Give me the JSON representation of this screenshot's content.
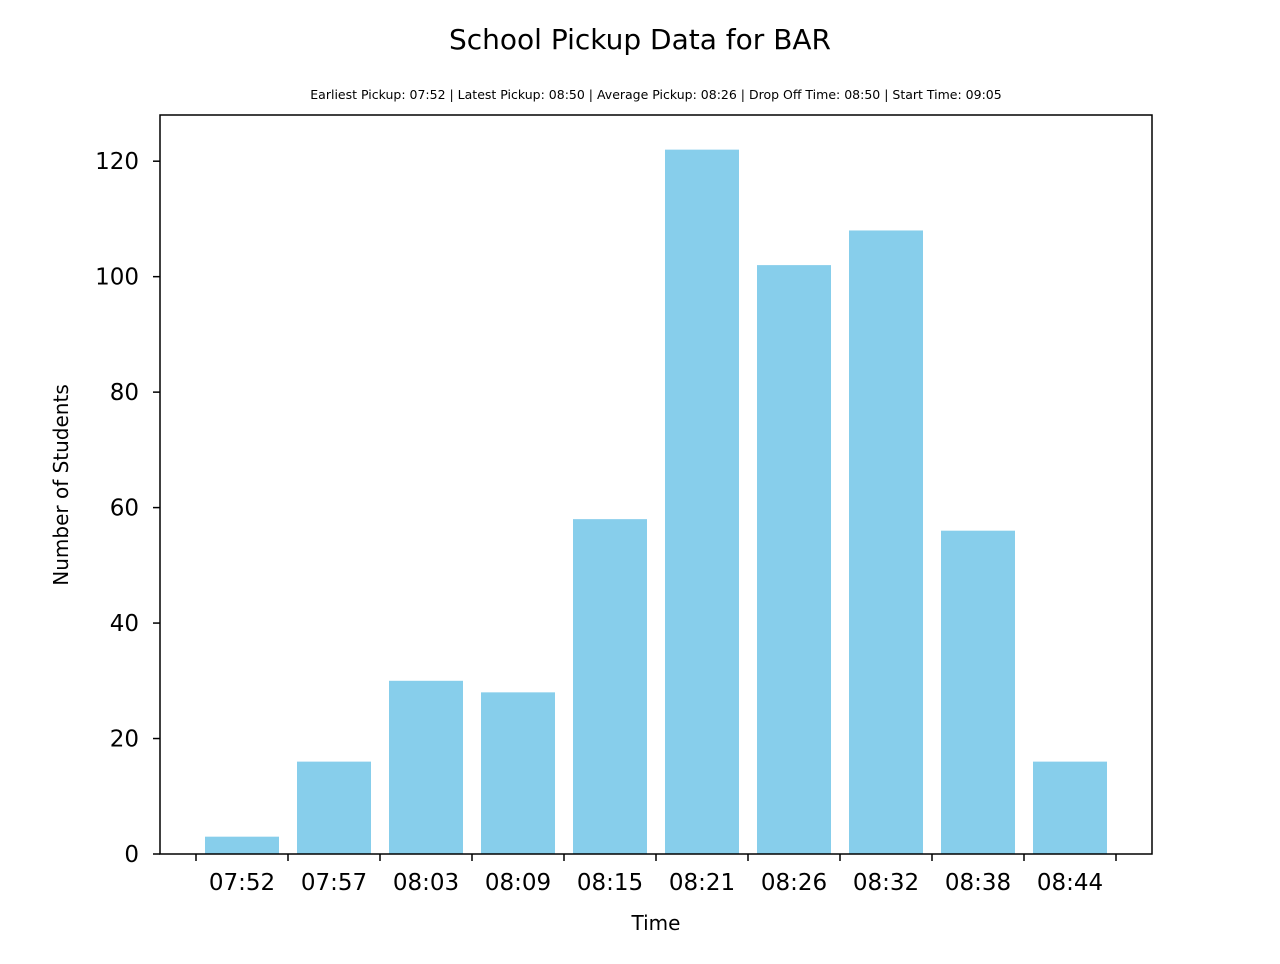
{
  "chart_data": {
    "type": "bar",
    "title": "School Pickup Data for BAR",
    "subtitle": "Earliest Pickup: 07:52 | Latest Pickup: 08:50 | Average Pickup: 08:26 | Drop Off Time: 08:50 | Start Time: 09:05",
    "xlabel": "Time",
    "ylabel": "Number of Students",
    "categories": [
      "07:52",
      "07:57",
      "08:03",
      "08:09",
      "08:15",
      "08:21",
      "08:26",
      "08:32",
      "08:38",
      "08:44"
    ],
    "values": [
      3,
      16,
      30,
      28,
      58,
      122,
      102,
      108,
      56,
      16
    ],
    "ylim": [
      0,
      128
    ],
    "yticks": [
      0,
      20,
      40,
      60,
      80,
      100,
      120
    ],
    "bar_color": "#87ceeb",
    "grid": false,
    "legend": false
  }
}
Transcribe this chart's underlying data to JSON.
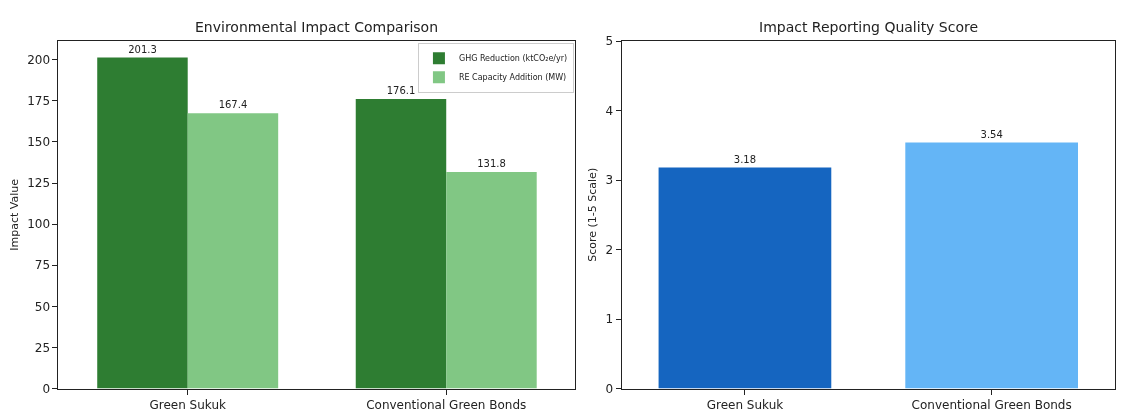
{
  "chart_data": [
    {
      "type": "bar",
      "title": "Environmental Impact Comparison",
      "ylabel": "Impact Value",
      "categories": [
        "Green Sukuk",
        "Conventional Green Bonds"
      ],
      "series": [
        {
          "name": "GHG Reduction (ktCO₂e/yr)",
          "color": "#2e7d32",
          "values": [
            201.3,
            176.1
          ]
        },
        {
          "name": "RE Capacity Addition (MW)",
          "color": "#81c784",
          "values": [
            167.4,
            131.8
          ]
        }
      ],
      "ylim": [
        0,
        211.4
      ],
      "yticks": [
        0,
        25,
        50,
        75,
        100,
        125,
        150,
        175,
        200
      ],
      "data_labels": true,
      "legend": "top right",
      "grid": false
    },
    {
      "type": "bar",
      "title": "Impact Reporting Quality Score",
      "ylabel": "Score (1-5 Scale)",
      "categories": [
        "Green Sukuk",
        "Conventional Green Bonds"
      ],
      "values": [
        3.18,
        3.54
      ],
      "colors": [
        "#1565c0",
        "#64b5f6"
      ],
      "ylim": [
        0,
        5
      ],
      "yticks": [
        0,
        1,
        2,
        3,
        4,
        5
      ],
      "data_labels": true,
      "legend": false,
      "grid": false
    }
  ]
}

################

- What you should do
Where a line above holds the string "JSON", show that line.

- Result of this exercise
Give me the JSON representation of this screenshot's content.
Transcribe this chart's underlying data to JSON.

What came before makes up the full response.